**Ausgewählter Auszug:**
Russische Kaltmamsell oder ein Einmaleins für die kalte Küche.
Der Dude ist ja dafür bekannt, dass er jeder Sau, die durchs Dorf getrieben wird, geifernd nachläuft – so auch dem omnipräsenten Thema Winter und Kälte. Um uns bestens auf die drohende Temperatursenkung und den Sparhaushalt vorzubereiten, hier ein kleines Einmaleins zum kulinarischen Widerstand. Die erwähnte Kaltmamsell feiert in Form ihres mannigfaltigen Rezepterbes ein fulminantes Comeback und wird dadurch teure Ratgeberin bei der Zubereitung von wohligen Salaten, sauren Sülzen und bitterkalten Platten. Viel wichtiger als Speisenarchitektur, fancy Cookingskills und exakte Zubereitungsplanung ist aber das Basiswissen über die Wärmekraft der unterschiedlichsten Lebensmittel. Hier wird uns der Chinese ein wohlgelittener Freund und Experte: TCM (Traditionell chinesische Medizin) erzählt uns alles über Zutaten und ordnet die geeignetsten KandidatInnen, sodass wir auf einen Blick die wichtigsten Fakten erfassen und verstehen können. Der Slowdude, seit Jahren ein Verfechter der These „Essen und Trinken muss nähren, aber auch stärken und heilen“, findet sich hier in bester Gesellschaft wieder. Und in dieser fühlt er sich pudelwohl, verstanden und gut aufgehoben.

**Arbeitsaufträge:**
A. Fassen Sie den Auszug über die kalte Küche in zwei Sätzen zusammen.
B. Schreiben Sie den Auszug über die kalte Küche im Anschluss an seinen letzten Satz weiter.
Die nachstehenden Einträge sind eigenständiges Material und gehören nicht zum Auszug.

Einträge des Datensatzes
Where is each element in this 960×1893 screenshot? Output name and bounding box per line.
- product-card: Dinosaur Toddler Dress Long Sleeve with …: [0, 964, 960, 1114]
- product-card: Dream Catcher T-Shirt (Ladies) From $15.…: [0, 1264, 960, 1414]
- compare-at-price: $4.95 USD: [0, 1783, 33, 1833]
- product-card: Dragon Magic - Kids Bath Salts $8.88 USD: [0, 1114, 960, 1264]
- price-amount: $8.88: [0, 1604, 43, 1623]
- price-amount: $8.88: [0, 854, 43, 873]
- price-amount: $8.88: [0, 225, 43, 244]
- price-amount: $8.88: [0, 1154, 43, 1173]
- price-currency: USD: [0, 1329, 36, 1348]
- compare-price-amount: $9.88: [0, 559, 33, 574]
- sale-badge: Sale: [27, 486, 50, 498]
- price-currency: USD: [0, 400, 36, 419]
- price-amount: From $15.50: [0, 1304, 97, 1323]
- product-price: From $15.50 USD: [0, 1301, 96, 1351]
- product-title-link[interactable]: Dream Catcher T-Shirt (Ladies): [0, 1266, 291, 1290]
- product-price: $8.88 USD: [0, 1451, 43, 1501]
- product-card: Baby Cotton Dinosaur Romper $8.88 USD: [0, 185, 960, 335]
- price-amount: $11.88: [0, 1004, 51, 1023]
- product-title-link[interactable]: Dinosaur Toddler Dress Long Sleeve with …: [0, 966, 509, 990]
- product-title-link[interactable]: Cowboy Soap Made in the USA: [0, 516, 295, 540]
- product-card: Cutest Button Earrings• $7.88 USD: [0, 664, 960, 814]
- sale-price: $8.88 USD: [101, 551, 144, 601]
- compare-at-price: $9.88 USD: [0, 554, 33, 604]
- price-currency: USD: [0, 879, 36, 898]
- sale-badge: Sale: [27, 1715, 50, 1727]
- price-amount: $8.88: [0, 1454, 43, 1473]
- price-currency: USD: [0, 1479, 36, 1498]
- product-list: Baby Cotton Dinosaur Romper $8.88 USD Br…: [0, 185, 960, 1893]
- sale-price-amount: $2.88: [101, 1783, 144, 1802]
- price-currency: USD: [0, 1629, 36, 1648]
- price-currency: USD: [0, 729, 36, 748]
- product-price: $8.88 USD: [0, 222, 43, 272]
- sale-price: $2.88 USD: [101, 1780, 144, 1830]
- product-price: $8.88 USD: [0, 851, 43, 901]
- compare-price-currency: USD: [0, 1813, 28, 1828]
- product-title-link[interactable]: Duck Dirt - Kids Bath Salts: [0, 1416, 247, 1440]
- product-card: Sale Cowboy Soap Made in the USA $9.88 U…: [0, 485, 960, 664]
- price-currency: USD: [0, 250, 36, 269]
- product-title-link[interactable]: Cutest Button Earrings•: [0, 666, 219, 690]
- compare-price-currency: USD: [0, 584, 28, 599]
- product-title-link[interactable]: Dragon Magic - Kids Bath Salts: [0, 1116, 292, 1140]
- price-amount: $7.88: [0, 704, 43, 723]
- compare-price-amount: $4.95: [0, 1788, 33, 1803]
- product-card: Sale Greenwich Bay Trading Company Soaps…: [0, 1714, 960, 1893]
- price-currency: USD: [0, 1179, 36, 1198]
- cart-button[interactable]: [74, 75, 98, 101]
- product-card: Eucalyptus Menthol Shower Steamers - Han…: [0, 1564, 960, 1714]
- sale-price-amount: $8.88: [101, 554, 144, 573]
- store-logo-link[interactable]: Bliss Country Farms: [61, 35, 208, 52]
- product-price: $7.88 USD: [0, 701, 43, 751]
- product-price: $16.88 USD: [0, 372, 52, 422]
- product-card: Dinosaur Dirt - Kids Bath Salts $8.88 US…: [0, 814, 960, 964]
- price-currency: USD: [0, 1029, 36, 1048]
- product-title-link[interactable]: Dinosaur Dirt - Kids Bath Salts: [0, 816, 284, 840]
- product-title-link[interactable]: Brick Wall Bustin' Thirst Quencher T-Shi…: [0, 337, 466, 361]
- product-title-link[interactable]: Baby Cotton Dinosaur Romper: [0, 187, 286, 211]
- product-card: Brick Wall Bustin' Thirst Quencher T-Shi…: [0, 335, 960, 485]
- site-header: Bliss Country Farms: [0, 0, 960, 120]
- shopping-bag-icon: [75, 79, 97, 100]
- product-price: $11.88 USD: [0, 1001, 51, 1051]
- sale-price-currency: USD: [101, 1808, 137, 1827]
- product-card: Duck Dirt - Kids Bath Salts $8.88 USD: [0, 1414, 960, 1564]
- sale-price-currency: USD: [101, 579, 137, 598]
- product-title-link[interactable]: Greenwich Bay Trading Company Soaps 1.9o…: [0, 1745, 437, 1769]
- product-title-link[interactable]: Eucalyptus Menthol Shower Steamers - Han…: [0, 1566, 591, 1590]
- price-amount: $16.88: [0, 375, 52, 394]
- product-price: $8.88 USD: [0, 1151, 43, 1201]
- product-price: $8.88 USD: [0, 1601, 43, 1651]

**Lösungen:**
A. Passend zum allgegenwärtigen Thema Winter und Kälte bietet der Auszug ein kleines Einmaleins zum kulinarischen Widerstand, bei dem das Rezepterbe der Kaltmamsell als Ratgeberin für Salate, Sülzen und kalte Platten dient. Wichtiger als Speisenarchitektur und exakte Planung sei aber das Wissen über die Wärmekraft der Lebensmittel, das die Traditionelle Chinesische Medizin vermittelt und mit dem sich der Slowdude in seiner These bestätigt sieht, Essen und Trinken müsse nähren, stärken und heilen.

B.
Der aufziehende Herbst bringt die unterschiedlichsten Kohlarten, Rotkraut, rote Rüben oder Kürbis und damit auch viele saisonale, natürliche, gesunde und außerdem schmackhafte WarmmacherInnen. Aber auch Küchenstandards wie Zwiebel, Porree und Lauchzwiebel sind Heizkraftwerke aus der Gemüselade – Süßkartoffeln und Fenchel runden diesen Reigen an Möglichkeiten ab. Bringt man diese Lieben zum Beispiel mit einer erquicklichen Menge Ingwer, Knoblauch und Chili zusammen, kommt die Hitzewallung so sicher wie das nächste Frühjahr. Additiv zu nennen sind hier Walnüsse, Pinienkerne und Maroni. Auf der Gewürzseite wird von Fenchel, Anis und Kümmel viel Wärme gespendet. Wahre Nachbrenner sind auch Granatäpfel, Zwetschgen (auch in gedörrter Form) und Rosinen. Geräucherter Fisch und Wildbret sind Optionen für Karnivoren. Also ein breites Spektrum an Basismaterial, das die geneigte Köchin oder den geneigten Koch schön gewärmt über die kalten Tage bringt.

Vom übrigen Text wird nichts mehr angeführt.